REQUIREMENTS.
1. In the blog post on Mary Stewart, condense the paragraph that begins "Symons, however, does not go unmentioned" into a short bulleted list of its main facts.
2. Set down the passage in the blog post on Mary Stewart from "When British author" to "Mary Stewart (1916-2014)", word for word.

SOURCE EXCERPT.
Thursday, June 25, 2020

"The biggest compliment Julian Symoms can pay to any book is to dislike it"--Mary Stewart Critiques a Critic

When British author Mary Stewart died six years ago at the venerable age of ninety-seven, she was hailed as a pioneer of the "romantic suspense" subgenre in mystery.  American authors Mary Roberts Rinehart, Mignon Eberhart and Leslie Ford, to cite three examples, had been at this sort of thing for years, but Stewart, a graduate with first-class honors in English from Durham University, gave it a lustrous new gloss of sophistication.  "Stewart's classic education served her splendidly,observes the Guardian in a 2014 obituary of the late author.  "Informed by lightly worn research, her books were intelligent and full of literary allusion.  It might be said that in subject matter and treatment she was a natural successor to Jane Austen and Charlotte Bronte."

Mary Stewart (1916-2014)
Pretty impressive, eh?  Nor was the Guardian alone in its praise for Stewart.  Despite this, Mary Stewart goes unmentioned, in crime writer and critic Julian Symons' once highly influential survey of mystery and crime fiction, Bloody Murder (originally published in 1972), wherein romantic suspense is not particularly placed on a pinnacle, let us say. 

Symons, however, does not go unmentioned in a letter which Mary Stewart penned, five years after the publication of Bloody Murder, on November 28, 1977.  Stewart's letter was written in reply to one from John McAleer, a Boston College English professor and biographer of the late American mystery writer Rex Stout.

An evidently plaintive McAleer had written to Stewart concerning a Symons' review of McAleer's biography of Stout, which had been published in the New York Times Book Review on November 13.  Symons' assessment of the book was, to out it charitably, mixed; and it also managed to get in some rather dismissive asides against McAleer's highly esteemed subject, who had passed away at the age of eighty-eight two years earlier.

"No livelier man (than Stout) been the subject of a duller book," pronounced Symons bluntly.  "The art of biography rests in selection, and what you omit may be as significant as what you include.  This biography gives the impression of omitting nothing....The biographer's own comments are always jejune or banal."

COLLECTED MATERIAL.
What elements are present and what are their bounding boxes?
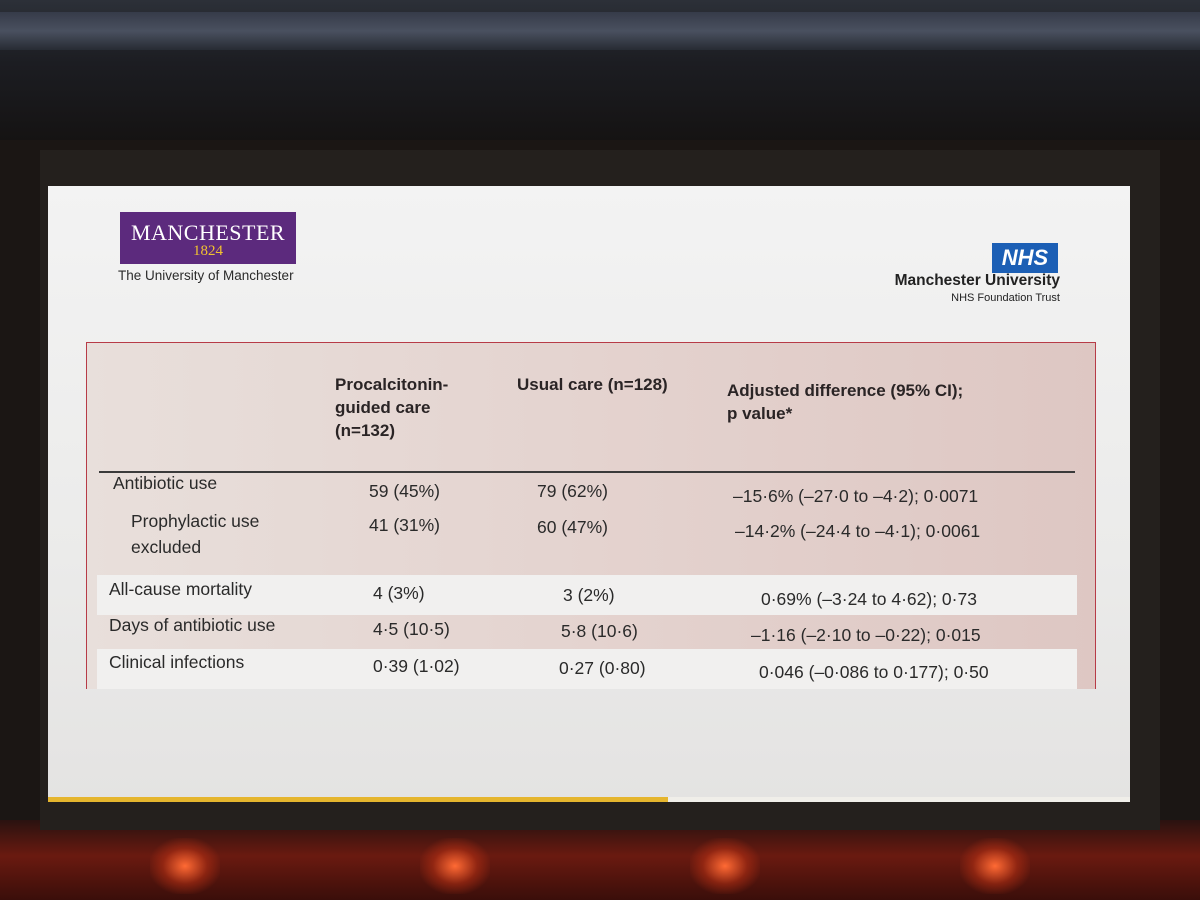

ANSWERS IN ORDER.
1.
- Mary Stewart mentioned Julian Symons in a letter dated November 28, 1977.
- She wrote it five years after Bloody Murder was published.
- It replied to a letter from John McAleer.
- McAleer was an English professor at Boston College and the biographer of the late American mystery writer Rex Stout.

2.
When British author Mary Stewart died six years ago at the venerable age of ninety-seven, she was hailed as a pioneer of the "romantic suspense" subgenre in mystery.  American authors Mary Roberts Rinehart, Mignon Eberhart and Leslie Ford, to cite three examples, had been at this sort of thing for years, but Stewart, a graduate with first-class honors in English from Durham University, gave it a lustrous new gloss of sophistication.  "Stewart's classic education served her splendidly,observes the Guardian in a 2014 obituary of the late author.  "Informed by lightly worn research, her books were intelligent and full of literary allusion.  It might be said that in subject matter and treatment she was a natural successor to Jane Austen and Charlotte Bronte."

Mary Stewart (1916-2014)